**Set problem**
Your task is to locate every line holding the string "this" and to copy each of them.

**Supplied data**
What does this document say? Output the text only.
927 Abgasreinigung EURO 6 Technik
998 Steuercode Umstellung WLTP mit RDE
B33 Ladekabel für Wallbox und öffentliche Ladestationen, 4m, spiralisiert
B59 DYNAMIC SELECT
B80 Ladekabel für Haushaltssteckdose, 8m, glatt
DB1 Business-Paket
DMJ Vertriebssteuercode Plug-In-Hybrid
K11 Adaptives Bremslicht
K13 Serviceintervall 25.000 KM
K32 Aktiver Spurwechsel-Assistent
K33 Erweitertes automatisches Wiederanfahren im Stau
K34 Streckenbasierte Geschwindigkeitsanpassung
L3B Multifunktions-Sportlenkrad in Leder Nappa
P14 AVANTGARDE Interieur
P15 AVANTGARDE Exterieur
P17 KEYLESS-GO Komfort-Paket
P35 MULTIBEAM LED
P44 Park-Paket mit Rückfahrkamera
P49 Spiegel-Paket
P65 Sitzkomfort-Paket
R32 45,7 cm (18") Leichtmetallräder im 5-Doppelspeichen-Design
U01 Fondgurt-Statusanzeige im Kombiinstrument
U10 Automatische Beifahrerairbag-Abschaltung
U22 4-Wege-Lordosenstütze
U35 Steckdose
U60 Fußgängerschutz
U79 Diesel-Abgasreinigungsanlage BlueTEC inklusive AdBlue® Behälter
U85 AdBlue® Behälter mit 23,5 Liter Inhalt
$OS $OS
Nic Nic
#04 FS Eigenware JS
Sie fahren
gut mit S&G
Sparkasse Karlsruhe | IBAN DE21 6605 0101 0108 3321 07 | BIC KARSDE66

--

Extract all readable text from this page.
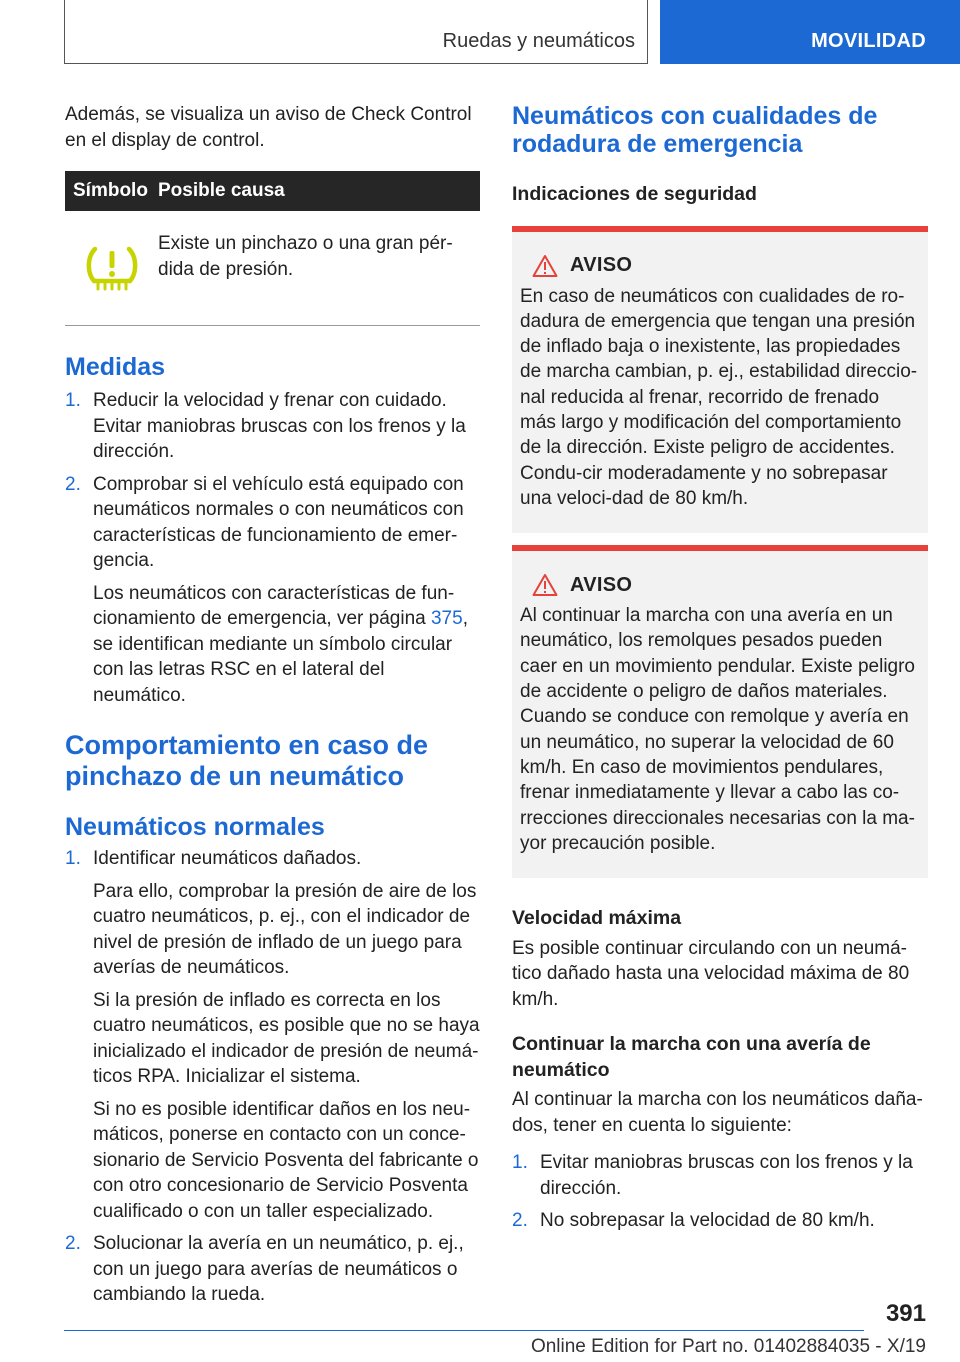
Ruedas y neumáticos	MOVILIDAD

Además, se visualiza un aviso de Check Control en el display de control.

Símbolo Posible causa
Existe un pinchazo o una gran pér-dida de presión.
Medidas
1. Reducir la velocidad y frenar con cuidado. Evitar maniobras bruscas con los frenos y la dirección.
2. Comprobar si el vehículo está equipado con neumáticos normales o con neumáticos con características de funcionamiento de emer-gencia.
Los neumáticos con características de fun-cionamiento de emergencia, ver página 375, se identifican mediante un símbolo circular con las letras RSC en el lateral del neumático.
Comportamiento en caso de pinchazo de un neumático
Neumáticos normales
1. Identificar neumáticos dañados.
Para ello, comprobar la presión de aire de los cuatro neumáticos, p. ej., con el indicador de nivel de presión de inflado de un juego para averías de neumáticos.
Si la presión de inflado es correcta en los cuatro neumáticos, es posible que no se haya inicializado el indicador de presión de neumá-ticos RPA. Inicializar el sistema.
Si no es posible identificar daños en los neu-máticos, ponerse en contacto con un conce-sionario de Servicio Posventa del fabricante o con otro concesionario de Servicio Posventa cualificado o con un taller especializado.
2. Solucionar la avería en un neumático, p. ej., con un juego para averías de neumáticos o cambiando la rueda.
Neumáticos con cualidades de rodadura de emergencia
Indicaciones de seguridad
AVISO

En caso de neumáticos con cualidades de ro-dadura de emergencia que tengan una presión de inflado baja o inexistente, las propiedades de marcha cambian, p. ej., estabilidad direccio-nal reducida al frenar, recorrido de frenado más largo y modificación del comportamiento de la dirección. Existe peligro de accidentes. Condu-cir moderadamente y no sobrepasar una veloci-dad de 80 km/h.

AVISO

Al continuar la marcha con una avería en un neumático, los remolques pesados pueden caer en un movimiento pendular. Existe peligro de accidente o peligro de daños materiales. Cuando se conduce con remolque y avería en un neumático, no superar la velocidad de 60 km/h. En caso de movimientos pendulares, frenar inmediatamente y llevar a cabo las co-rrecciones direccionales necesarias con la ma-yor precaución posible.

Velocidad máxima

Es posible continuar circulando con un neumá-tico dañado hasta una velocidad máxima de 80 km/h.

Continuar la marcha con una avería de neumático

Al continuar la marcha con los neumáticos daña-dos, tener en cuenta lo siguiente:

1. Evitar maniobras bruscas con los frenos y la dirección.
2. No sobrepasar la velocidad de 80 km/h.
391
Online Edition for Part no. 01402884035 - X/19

**Reply**
What does this document say? Output the text only.
Extract all readable text from this page.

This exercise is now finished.